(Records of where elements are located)
★ ★ ★ ★ ★
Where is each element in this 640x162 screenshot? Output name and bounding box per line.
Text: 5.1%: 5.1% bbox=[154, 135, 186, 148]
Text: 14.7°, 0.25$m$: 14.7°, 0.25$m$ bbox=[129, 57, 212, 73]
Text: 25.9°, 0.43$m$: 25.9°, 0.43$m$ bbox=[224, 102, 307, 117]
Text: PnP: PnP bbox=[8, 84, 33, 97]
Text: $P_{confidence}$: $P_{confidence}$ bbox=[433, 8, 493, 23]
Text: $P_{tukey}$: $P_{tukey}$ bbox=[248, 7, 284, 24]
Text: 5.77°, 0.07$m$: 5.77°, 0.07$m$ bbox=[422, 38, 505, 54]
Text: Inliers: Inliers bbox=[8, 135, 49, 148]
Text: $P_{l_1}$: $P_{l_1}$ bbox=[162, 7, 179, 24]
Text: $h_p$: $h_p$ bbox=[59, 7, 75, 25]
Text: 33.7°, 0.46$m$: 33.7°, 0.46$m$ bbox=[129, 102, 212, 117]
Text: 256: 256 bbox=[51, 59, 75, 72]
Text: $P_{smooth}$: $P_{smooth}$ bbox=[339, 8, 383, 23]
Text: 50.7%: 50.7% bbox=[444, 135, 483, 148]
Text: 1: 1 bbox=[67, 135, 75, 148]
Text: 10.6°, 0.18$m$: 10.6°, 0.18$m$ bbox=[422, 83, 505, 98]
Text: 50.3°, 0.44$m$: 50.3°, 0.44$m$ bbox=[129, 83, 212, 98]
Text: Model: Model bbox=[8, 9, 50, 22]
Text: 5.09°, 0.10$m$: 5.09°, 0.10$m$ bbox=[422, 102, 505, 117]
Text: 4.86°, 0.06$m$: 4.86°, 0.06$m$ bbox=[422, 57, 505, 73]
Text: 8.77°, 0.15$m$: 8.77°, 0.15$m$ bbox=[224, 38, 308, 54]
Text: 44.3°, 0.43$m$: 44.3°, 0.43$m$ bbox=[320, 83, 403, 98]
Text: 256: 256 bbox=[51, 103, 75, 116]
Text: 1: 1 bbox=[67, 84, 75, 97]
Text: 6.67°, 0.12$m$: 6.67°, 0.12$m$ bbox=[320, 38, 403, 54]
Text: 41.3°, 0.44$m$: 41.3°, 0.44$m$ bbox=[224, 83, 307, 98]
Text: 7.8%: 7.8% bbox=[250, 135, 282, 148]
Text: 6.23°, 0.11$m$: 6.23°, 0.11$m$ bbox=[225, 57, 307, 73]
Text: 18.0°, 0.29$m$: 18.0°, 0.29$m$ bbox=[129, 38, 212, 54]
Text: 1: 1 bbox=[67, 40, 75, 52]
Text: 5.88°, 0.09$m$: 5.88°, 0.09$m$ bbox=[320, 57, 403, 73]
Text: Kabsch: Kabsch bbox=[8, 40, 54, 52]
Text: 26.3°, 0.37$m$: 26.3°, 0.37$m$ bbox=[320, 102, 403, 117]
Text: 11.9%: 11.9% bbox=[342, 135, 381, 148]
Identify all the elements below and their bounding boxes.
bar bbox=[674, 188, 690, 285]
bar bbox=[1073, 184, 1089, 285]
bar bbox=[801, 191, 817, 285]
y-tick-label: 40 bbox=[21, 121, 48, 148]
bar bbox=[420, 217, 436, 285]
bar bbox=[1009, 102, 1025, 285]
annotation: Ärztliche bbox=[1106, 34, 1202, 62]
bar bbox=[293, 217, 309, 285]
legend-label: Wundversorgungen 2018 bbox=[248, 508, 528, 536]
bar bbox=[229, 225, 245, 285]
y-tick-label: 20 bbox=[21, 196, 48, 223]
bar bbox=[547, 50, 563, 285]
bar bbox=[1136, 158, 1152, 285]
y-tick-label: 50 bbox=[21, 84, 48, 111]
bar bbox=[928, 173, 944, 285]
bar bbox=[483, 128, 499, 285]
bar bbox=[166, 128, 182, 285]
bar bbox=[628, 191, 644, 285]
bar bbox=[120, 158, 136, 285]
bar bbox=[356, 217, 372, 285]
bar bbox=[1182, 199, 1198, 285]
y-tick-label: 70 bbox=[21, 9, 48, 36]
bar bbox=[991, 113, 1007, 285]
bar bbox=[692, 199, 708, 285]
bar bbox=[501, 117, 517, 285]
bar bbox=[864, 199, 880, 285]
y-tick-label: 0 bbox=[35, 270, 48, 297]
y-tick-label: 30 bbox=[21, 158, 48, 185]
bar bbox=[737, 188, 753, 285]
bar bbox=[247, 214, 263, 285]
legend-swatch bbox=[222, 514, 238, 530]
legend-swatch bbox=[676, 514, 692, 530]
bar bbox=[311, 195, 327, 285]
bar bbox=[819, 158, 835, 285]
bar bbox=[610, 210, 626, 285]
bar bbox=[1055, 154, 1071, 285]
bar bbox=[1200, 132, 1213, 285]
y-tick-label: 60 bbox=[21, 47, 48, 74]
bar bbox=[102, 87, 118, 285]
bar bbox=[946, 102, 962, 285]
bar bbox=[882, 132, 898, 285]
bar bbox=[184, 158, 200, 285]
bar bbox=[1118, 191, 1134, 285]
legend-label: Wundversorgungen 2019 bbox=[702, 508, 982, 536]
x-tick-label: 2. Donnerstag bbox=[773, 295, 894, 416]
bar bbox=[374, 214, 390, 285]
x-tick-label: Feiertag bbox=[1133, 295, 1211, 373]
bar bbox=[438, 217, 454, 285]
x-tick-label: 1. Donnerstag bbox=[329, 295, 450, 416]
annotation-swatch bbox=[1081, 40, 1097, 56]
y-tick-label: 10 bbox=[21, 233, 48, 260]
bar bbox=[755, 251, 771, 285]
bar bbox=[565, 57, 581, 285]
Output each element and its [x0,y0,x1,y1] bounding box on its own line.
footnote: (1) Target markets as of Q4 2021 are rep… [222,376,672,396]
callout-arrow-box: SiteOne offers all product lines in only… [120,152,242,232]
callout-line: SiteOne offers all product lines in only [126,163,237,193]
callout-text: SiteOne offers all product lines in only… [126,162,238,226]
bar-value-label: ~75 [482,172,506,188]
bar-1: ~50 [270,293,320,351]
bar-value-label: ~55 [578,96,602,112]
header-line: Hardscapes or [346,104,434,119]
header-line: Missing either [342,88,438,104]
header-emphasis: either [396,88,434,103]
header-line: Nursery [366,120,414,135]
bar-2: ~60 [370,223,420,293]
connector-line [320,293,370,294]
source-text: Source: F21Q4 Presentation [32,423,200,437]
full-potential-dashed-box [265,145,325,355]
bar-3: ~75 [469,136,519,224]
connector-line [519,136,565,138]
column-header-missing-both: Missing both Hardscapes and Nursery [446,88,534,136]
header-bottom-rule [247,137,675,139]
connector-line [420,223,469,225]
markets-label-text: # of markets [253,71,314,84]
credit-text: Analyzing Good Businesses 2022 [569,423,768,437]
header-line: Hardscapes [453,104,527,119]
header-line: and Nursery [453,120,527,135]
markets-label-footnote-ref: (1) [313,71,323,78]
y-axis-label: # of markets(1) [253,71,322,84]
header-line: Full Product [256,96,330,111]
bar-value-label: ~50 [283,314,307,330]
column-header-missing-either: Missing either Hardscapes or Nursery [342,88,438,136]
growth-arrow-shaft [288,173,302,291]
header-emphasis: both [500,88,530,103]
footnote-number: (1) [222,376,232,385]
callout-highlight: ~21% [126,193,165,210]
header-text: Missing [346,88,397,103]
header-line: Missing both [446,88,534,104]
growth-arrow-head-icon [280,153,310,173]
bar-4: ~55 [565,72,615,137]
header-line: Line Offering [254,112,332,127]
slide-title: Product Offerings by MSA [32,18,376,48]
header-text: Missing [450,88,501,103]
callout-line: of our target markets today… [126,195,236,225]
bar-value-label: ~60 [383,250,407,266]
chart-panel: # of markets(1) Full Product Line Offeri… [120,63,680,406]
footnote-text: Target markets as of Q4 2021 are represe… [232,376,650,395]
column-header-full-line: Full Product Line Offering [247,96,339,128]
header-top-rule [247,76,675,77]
★ ★ ★ ★ ★
Task statement: Reproduce the records above word for word, from their first line down to the line containing "Text: Inliers: Inliers bbox=[8, 135, 49, 148]", including both of these lines.

Reply:
Where is each element in this 640x162 screenshot? Output name and bounding box per line.
Text: 5.1%: 5.1% bbox=[154, 135, 186, 148]
Text: 14.7°, 0.25$m$: 14.7°, 0.25$m$ bbox=[129, 57, 212, 73]
Text: 25.9°, 0.43$m$: 25.9°, 0.43$m$ bbox=[224, 102, 307, 117]
Text: PnP: PnP bbox=[8, 84, 33, 97]
Text: $P_{confidence}$: $P_{confidence}$ bbox=[433, 8, 493, 23]
Text: $P_{tukey}$: $P_{tukey}$ bbox=[248, 7, 284, 24]
Text: 5.77°, 0.07$m$: 5.77°, 0.07$m$ bbox=[422, 38, 505, 54]
Text: Inliers: Inliers bbox=[8, 135, 49, 148]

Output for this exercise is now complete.